(TASK TO COMPLETE) Identify every line in the records below that contains the word "will", and copy each of those lines.

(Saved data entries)
- - - -
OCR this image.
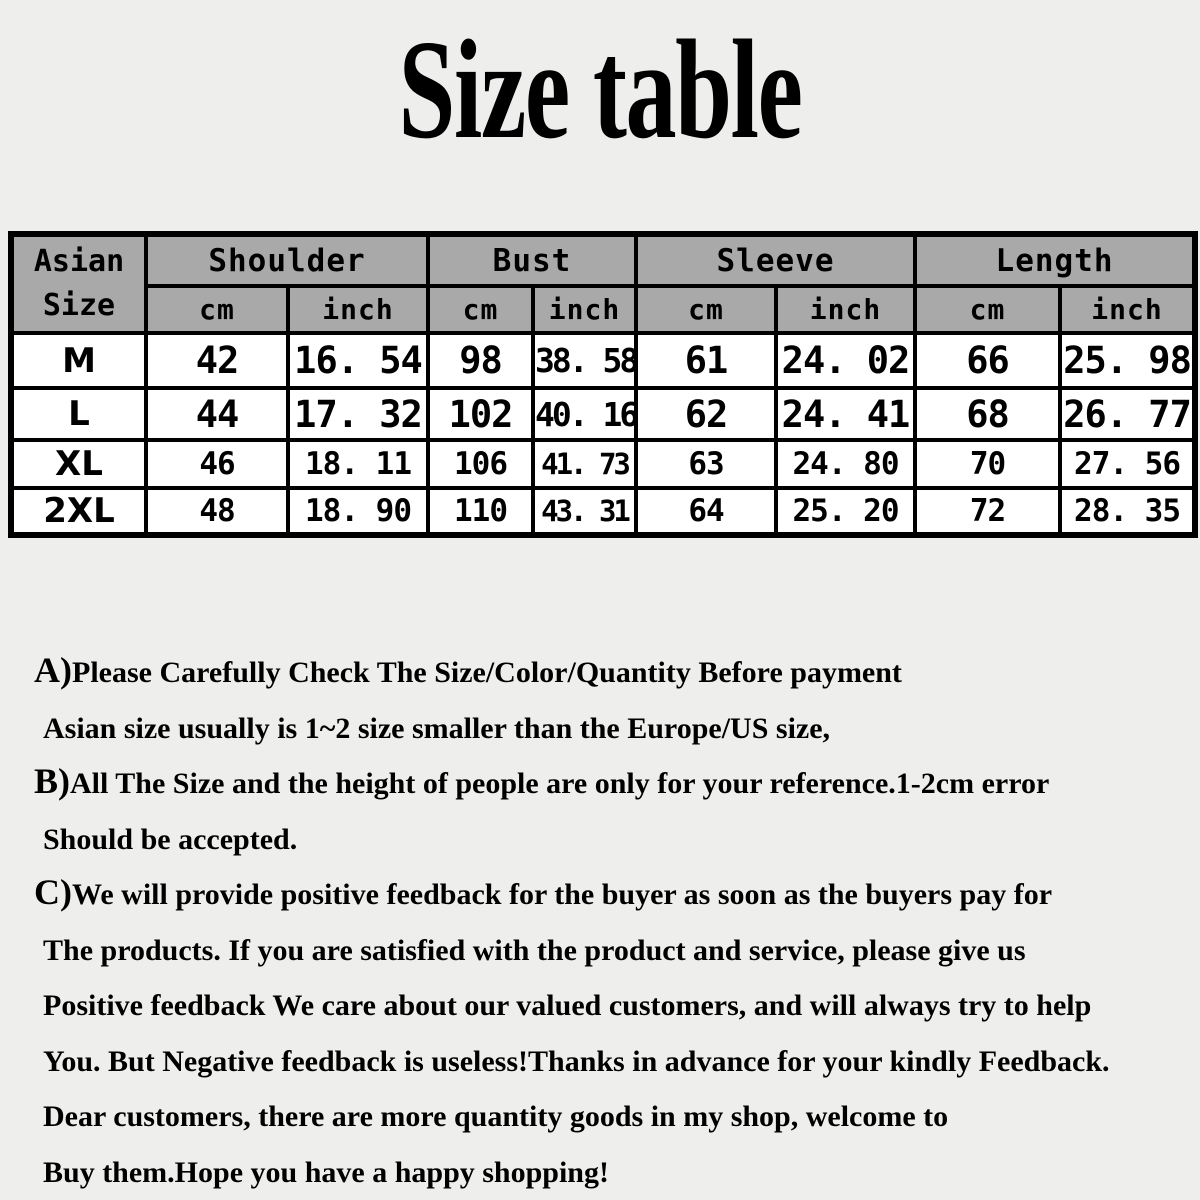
Size table
Asian
Size	Shoulder		Bust		Sleeve		Length	
	cm	inch	cm	inch	cm	inch	cm	inch
M	42	16. 54	98	38. 58	61	24. 02	66	25. 98
L	44	17. 32	102	40. 16	62	24. 41	68	26. 77
XL	46	18. 11	106	41. 73	63	24. 80	70	27. 56
2XL	48	18. 90	110	43. 31	64	25. 20	72	28. 35

A)Please Carefully Check The Size/Color/Quantity Before payment

Asian size usually is 1~2 size smaller than the Europe/US size,

B)All The Size and the height of people are only for your reference.1-2cm error

Should be accepted.

C)We will provide positive feedback for the buyer as soon as the buyers pay for

The products. If you are satisfied with the product and service, please give us

Positive feedback We care about our valued customers, and will always try to help

You. But Negative feedback is useless!Thanks in advance for your kindly Feedback.

Dear customers, there are more quantity goods in my shop, welcome to

Buy them.Hope you have a happy shopping!
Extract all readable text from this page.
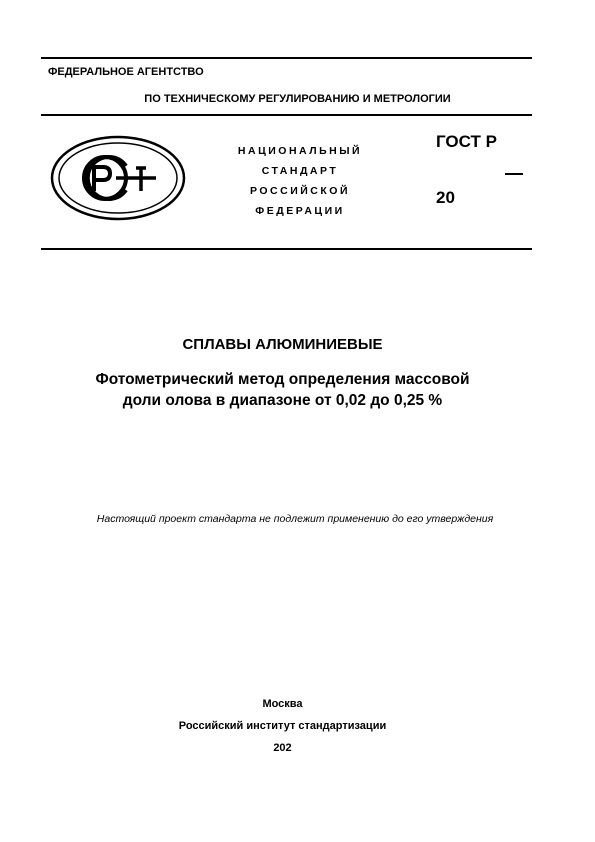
ФЕДЕРАЛЬНОЕ АГЕНТСТВО
ПО ТЕХНИЧЕСКОМУ РЕГУЛИРОВАНИЮ И МЕТРОЛОГИИ
НАЦИОНАЛЬНЫЙ
СТАНДАРТ
РОССИЙСКОЙ
ФЕДЕРАЦИИ
ГОСТ Р
20
СПЛАВЫ АЛЮМИНИЕВЫЕ
Фотометрический метод определения массовой
доли олова в диапазоне от 0,02 до 0,25 %
Настоящий проект стандарта не подлежит применению до его утверждения
Москва
Российский институт стандартизации
202
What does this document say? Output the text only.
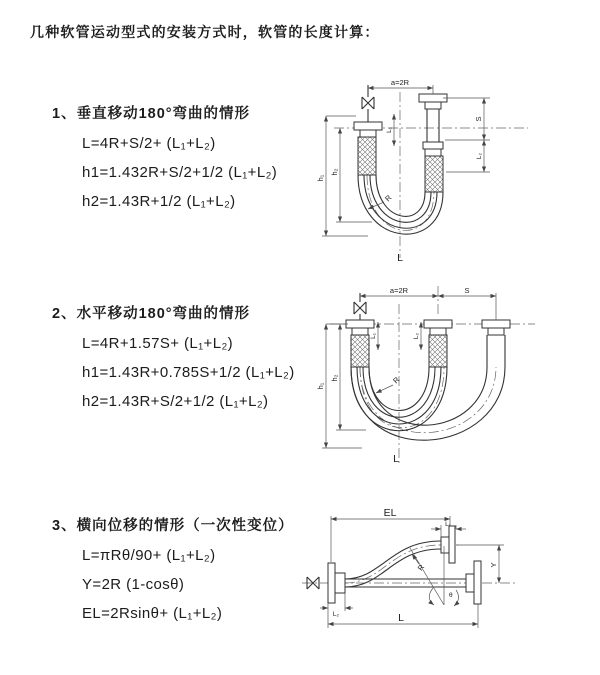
几种软管运动型式的安装方式时，软管的长度计算：
1、垂直移动180°弯曲的情形
L=4R+S/2+ (L₁+L₂)
h1=1.432R+S/2+1/2 (L₁+L₂)
h2=1.43R+1/2 (L₁+L₂)
2、水平移动180°弯曲的情形
L=4R+1.57S+ (L₁+L₂)
h1=1.43R+0.785S+1/2 (L₁+L₂)
h2=1.43R+S/2+1/2 (L₁+L₂)
3、横向位移的情形（一次性变位）
L=πRθ/90+ (L₁+L₂)
Y=2R (1-cosθ)
EL=2Rsinθ+ (L₁+L₂)
a=2R
L₁
S
L₂
h₁
h₂
R
L
a=2R	S
L₁	L₂
h₁
h₂	R
L
EL
L₁
Y
R
θ
L₂	L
- - - -
(TASK RESPONSE)
C)We will provide positive feedback for the buyer as soon as the buyers pay for
Positive feedback We care about our valued customers, and will always try to help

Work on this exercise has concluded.